Available data:
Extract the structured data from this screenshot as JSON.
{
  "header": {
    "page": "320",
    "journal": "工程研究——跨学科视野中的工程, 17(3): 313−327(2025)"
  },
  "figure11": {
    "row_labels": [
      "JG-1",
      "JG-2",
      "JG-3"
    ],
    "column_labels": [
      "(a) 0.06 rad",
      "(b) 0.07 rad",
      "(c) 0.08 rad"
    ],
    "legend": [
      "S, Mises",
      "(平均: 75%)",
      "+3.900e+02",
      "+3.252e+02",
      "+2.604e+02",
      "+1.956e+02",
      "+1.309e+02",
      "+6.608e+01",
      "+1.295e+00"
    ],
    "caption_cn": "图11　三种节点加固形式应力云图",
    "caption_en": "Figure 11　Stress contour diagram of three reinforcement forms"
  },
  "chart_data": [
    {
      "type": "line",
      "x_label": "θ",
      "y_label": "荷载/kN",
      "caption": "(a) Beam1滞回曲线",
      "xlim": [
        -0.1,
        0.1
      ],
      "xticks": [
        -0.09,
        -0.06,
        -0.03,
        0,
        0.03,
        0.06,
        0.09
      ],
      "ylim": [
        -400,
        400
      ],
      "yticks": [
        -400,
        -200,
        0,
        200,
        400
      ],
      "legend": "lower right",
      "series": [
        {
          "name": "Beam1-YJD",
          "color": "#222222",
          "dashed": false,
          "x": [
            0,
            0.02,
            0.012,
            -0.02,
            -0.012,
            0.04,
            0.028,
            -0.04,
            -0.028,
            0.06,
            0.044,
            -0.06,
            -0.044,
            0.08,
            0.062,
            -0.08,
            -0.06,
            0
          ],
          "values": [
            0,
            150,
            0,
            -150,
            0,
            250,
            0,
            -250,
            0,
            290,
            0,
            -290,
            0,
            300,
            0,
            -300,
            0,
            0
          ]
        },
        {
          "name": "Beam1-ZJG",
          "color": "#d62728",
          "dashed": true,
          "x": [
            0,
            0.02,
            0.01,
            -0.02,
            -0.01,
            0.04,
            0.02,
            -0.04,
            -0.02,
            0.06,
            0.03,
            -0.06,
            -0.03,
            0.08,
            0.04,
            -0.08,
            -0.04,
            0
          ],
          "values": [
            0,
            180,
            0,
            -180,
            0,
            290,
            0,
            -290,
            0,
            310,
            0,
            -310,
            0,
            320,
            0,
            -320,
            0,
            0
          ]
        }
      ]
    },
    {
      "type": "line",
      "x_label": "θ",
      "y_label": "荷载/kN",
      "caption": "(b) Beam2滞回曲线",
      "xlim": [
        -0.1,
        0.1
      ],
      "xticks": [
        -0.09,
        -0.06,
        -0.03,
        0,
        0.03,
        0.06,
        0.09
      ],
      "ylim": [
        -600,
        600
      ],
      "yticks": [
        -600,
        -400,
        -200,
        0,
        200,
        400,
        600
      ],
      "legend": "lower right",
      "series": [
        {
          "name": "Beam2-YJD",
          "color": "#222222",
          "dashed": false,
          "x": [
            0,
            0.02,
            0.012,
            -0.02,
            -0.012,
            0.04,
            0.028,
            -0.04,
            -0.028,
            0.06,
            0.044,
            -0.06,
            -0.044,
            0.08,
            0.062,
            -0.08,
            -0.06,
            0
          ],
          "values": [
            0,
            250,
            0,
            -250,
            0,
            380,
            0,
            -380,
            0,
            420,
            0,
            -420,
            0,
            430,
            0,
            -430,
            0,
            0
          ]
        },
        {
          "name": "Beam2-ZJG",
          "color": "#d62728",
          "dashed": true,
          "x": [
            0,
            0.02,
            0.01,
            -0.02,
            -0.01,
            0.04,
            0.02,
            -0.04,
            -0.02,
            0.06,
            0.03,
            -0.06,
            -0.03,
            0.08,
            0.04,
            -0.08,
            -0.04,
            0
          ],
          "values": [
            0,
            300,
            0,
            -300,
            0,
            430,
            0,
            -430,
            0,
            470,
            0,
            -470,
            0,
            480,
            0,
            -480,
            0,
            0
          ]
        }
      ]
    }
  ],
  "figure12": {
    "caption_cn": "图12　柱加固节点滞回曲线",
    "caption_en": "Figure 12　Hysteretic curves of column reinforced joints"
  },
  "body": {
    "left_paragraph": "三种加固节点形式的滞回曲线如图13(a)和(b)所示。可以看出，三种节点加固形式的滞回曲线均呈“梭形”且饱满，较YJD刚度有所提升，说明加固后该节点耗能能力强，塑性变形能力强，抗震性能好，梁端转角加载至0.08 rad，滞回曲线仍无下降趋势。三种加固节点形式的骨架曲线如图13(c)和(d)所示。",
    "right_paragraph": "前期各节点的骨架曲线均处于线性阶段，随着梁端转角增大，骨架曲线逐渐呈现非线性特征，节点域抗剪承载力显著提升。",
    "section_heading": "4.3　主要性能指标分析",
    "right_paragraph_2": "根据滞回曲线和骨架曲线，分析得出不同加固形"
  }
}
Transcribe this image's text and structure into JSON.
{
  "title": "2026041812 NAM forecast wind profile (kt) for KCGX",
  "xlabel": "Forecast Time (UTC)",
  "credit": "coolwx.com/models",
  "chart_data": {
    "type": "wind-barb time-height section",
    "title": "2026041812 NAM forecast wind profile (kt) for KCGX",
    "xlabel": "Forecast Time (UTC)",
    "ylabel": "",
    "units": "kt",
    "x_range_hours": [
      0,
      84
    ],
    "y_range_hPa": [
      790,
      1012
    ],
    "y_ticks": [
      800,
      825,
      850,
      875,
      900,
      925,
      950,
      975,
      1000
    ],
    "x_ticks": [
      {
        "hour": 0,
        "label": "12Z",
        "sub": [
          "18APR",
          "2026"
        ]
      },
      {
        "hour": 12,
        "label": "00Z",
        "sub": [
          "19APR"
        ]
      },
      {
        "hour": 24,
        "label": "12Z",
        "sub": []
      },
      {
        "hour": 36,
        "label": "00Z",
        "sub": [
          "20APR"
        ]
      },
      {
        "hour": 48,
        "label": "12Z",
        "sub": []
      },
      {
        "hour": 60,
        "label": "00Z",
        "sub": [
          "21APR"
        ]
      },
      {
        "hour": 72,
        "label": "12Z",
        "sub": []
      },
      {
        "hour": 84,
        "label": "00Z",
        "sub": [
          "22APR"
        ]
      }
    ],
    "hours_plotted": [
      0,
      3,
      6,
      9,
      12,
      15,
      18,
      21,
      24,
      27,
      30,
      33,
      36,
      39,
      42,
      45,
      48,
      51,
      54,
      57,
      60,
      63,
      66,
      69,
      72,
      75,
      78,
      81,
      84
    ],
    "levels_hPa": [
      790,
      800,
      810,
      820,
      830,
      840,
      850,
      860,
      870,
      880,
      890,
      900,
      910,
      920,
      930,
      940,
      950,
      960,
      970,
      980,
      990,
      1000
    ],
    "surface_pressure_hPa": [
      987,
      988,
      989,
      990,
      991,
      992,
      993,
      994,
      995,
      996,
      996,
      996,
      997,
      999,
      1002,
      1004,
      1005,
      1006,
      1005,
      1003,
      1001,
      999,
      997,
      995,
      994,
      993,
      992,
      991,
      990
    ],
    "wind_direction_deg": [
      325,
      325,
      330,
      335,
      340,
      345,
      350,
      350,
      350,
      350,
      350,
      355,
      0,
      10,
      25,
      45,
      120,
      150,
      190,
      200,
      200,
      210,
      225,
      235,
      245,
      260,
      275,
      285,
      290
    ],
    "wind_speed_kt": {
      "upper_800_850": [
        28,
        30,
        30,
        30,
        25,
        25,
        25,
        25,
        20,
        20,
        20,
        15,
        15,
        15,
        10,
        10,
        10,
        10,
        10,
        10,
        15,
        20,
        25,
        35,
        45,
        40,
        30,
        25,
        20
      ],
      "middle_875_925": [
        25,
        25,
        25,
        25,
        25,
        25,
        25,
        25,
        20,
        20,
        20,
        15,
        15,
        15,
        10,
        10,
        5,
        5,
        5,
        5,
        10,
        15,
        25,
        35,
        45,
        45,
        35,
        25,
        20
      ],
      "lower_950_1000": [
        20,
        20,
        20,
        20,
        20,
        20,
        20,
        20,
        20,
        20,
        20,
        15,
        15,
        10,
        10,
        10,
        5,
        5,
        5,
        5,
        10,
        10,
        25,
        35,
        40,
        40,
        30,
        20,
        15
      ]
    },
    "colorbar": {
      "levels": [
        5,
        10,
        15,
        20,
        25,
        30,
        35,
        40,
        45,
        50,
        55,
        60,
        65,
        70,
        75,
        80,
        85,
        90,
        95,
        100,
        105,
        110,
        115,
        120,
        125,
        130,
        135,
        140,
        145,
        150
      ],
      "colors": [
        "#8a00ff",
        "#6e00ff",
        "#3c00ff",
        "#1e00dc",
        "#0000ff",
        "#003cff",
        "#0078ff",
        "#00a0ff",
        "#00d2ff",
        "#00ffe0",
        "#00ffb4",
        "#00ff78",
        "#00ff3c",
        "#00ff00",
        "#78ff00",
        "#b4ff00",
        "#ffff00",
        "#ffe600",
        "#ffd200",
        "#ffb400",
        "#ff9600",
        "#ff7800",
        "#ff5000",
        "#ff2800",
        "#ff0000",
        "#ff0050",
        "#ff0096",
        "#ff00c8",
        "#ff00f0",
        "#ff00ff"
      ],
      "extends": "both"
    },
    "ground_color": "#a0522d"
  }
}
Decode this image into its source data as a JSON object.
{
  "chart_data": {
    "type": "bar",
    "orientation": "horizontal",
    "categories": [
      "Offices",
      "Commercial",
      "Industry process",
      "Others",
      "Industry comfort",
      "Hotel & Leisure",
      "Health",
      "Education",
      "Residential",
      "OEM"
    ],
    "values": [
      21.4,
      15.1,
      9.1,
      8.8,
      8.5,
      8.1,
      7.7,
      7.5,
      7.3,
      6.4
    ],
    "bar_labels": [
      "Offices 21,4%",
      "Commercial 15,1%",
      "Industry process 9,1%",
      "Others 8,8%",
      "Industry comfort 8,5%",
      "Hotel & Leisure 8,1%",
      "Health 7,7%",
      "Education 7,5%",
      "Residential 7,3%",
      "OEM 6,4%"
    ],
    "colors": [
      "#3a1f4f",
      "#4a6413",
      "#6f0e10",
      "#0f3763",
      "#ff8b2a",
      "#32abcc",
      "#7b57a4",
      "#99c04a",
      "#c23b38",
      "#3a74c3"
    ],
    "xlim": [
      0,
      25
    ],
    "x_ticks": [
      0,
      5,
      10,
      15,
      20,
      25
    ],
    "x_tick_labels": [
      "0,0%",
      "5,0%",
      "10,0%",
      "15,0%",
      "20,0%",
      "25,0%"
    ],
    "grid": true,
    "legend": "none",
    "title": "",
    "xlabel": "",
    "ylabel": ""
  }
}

What you are asked to do:
Locate the word "image" in the records and collect each line it appears in.

Exercise response:
Transcribe this image's text and structure into JSON.
Decode this image into its source data as a JSON object.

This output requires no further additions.